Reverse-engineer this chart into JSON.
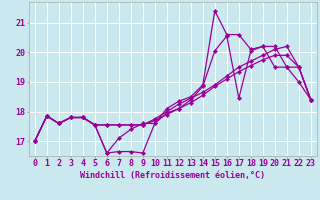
{
  "xlabel": "Windchill (Refroidissement éolien,°C)",
  "xlim": [
    -0.5,
    23.5
  ],
  "ylim": [
    16.5,
    21.7
  ],
  "yticks": [
    17,
    18,
    19,
    20,
    21
  ],
  "xticks": [
    0,
    1,
    2,
    3,
    4,
    5,
    6,
    7,
    8,
    9,
    10,
    11,
    12,
    13,
    14,
    15,
    16,
    17,
    18,
    19,
    20,
    21,
    22,
    23
  ],
  "background_color": "#cce8ef",
  "grid_color": "#ffffff",
  "line_color": "#990099",
  "line1_y": [
    17.0,
    17.85,
    17.6,
    17.8,
    17.8,
    17.55,
    16.6,
    16.65,
    16.65,
    16.6,
    17.6,
    17.95,
    18.1,
    18.4,
    18.85,
    20.05,
    20.55,
    18.45,
    20.05,
    20.2,
    19.5,
    19.5,
    19.0,
    18.4
  ],
  "line2_y": [
    17.0,
    17.85,
    17.6,
    17.8,
    17.8,
    17.55,
    16.6,
    17.1,
    17.4,
    17.6,
    17.6,
    18.1,
    18.35,
    18.5,
    18.9,
    21.4,
    20.6,
    20.6,
    20.1,
    20.2,
    20.2,
    19.5,
    19.5,
    18.4
  ],
  "line3_y": [
    17.0,
    17.85,
    17.6,
    17.8,
    17.8,
    17.55,
    17.55,
    17.55,
    17.55,
    17.55,
    17.7,
    17.9,
    18.1,
    18.3,
    18.55,
    18.85,
    19.1,
    19.35,
    19.55,
    19.75,
    19.9,
    19.9,
    19.5,
    18.4
  ],
  "line4_y": [
    17.0,
    17.85,
    17.6,
    17.8,
    17.8,
    17.55,
    17.55,
    17.55,
    17.55,
    17.55,
    17.75,
    18.0,
    18.25,
    18.45,
    18.65,
    18.9,
    19.2,
    19.5,
    19.7,
    19.9,
    20.1,
    20.2,
    19.5,
    18.4
  ],
  "xlabel_fontsize": 6,
  "tick_fontsize": 6,
  "lw": 0.9,
  "markersize": 2.2
}
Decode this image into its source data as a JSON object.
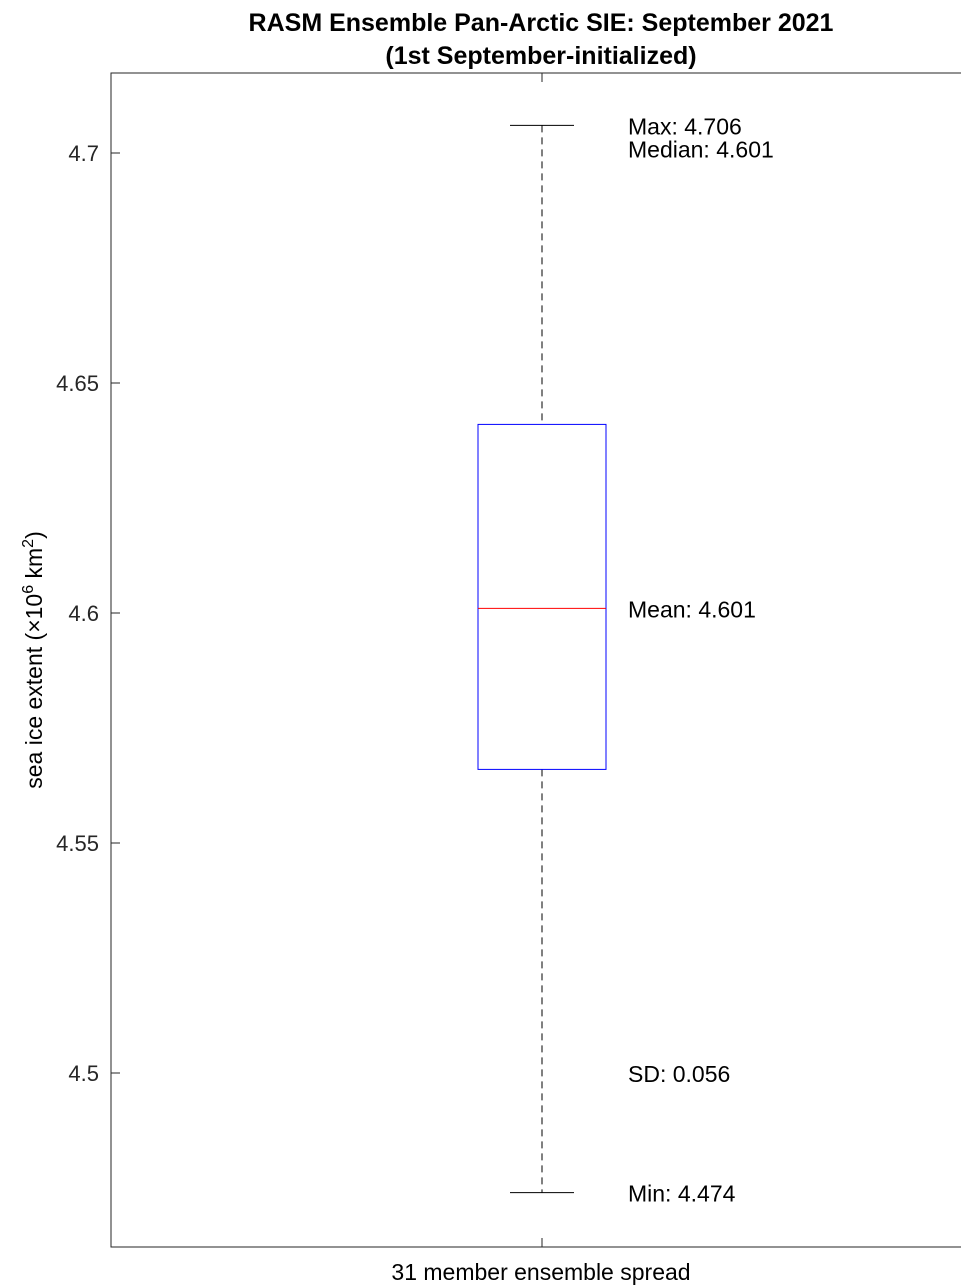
{
  "chart_data": {
    "type": "box",
    "title": "RASM Ensemble Pan-Arctic SIE: September 2021",
    "subtitle": "(1st September-initialized)",
    "ylabel": {
      "text_before": "sea ice extent (",
      "times": "×10",
      "exp": "6",
      "unit": " km",
      "unit_exp": "2",
      "text_after": ")"
    },
    "xlabel": "31 member ensemble spread",
    "ylim": [
      4.4625,
      4.7175
    ],
    "yticks": [
      4.5,
      4.55,
      4.6,
      4.65,
      4.7
    ],
    "ytick_labels": [
      "4.5",
      "4.55",
      "4.6",
      "4.65",
      "4.7"
    ],
    "grid": false,
    "box": {
      "min": 4.474,
      "q1": 4.566,
      "median": 4.601,
      "q3": 4.641,
      "max": 4.706,
      "box_color": "#0000ff",
      "median_color": "#ff0000",
      "whisker_color": "#000000"
    },
    "annotations": {
      "max": "Max: 4.706",
      "median": "Median: 4.601",
      "mean": "Mean: 4.601",
      "sd": "SD: 0.056",
      "min": "Min: 4.474"
    },
    "annotation_values": {
      "max": 4.706,
      "median": 4.701,
      "mean": 4.601,
      "sd": 4.5,
      "min": 4.474
    }
  }
}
★ ★ ★ ★ ★
Directions for this task | Transcribe the material exactly, and leave out whatever pictures it holds.

Written answer |
Reverse-engineer this chart into JSON.
{
  "xlabel": "Windchill (Refroidissement éolien,°C)",
  "xlim": [
    -0.5,
    23.5
  ],
  "ylim": [
    16.5,
    21.7
  ],
  "yticks": [
    17,
    18,
    19,
    20,
    21
  ],
  "xticks": [
    0,
    1,
    2,
    3,
    4,
    5,
    6,
    7,
    8,
    9,
    10,
    11,
    12,
    13,
    14,
    15,
    16,
    17,
    18,
    19,
    20,
    21,
    22,
    23
  ],
  "background_color": "#cce8ef",
  "grid_color": "#ffffff",
  "line_color": "#990099",
  "line1_y": [
    17.0,
    17.85,
    17.6,
    17.8,
    17.8,
    17.55,
    16.6,
    16.65,
    16.65,
    16.6,
    17.6,
    17.95,
    18.1,
    18.4,
    18.85,
    20.05,
    20.55,
    18.45,
    20.05,
    20.2,
    19.5,
    19.5,
    19.0,
    18.4
  ],
  "line2_y": [
    17.0,
    17.85,
    17.6,
    17.8,
    17.8,
    17.55,
    16.6,
    17.1,
    17.4,
    17.6,
    17.6,
    18.1,
    18.35,
    18.5,
    18.9,
    21.4,
    20.6,
    20.6,
    20.1,
    20.2,
    20.2,
    19.5,
    19.5,
    18.4
  ],
  "line3_y": [
    17.0,
    17.85,
    17.6,
    17.8,
    17.8,
    17.55,
    17.55,
    17.55,
    17.55,
    17.55,
    17.7,
    17.9,
    18.1,
    18.3,
    18.55,
    18.85,
    19.1,
    19.35,
    19.55,
    19.75,
    19.9,
    19.9,
    19.5,
    18.4
  ],
  "line4_y": [
    17.0,
    17.85,
    17.6,
    17.8,
    17.8,
    17.55,
    17.55,
    17.55,
    17.55,
    17.55,
    17.75,
    18.0,
    18.25,
    18.45,
    18.65,
    18.9,
    19.2,
    19.5,
    19.7,
    19.9,
    20.1,
    20.2,
    19.5,
    18.4
  ],
  "xlabel_fontsize": 6,
  "tick_fontsize": 6,
  "lw": 0.9,
  "markersize": 2.2
}
Decode this image into its source data as a JSON object.
{
  "chart_data": {
    "type": "box",
    "title": "RASM Ensemble Pan-Arctic SIE: September 2021",
    "subtitle": "(1st September-initialized)",
    "ylabel": {
      "text_before": "sea ice extent (",
      "times": "×10",
      "exp": "6",
      "unit": " km",
      "unit_exp": "2",
      "text_after": ")"
    },
    "xlabel": "31 member ensemble spread",
    "ylim": [
      4.4625,
      4.7175
    ],
    "yticks": [
      4.5,
      4.55,
      4.6,
      4.65,
      4.7
    ],
    "ytick_labels": [
      "4.5",
      "4.55",
      "4.6",
      "4.65",
      "4.7"
    ],
    "grid": false,
    "box": {
      "min": 4.474,
      "q1": 4.566,
      "median": 4.601,
      "q3": 4.641,
      "max": 4.706,
      "box_color": "#0000ff",
      "median_color": "#ff0000",
      "whisker_color": "#000000"
    },
    "annotations": {
      "max": "Max: 4.706",
      "median": "Median: 4.601",
      "mean": "Mean: 4.601",
      "sd": "SD: 0.056",
      "min": "Min: 4.474"
    },
    "annotation_values": {
      "max": 4.706,
      "median": 4.701,
      "mean": 4.601,
      "sd": 4.5,
      "min": 4.474
    }
  }
}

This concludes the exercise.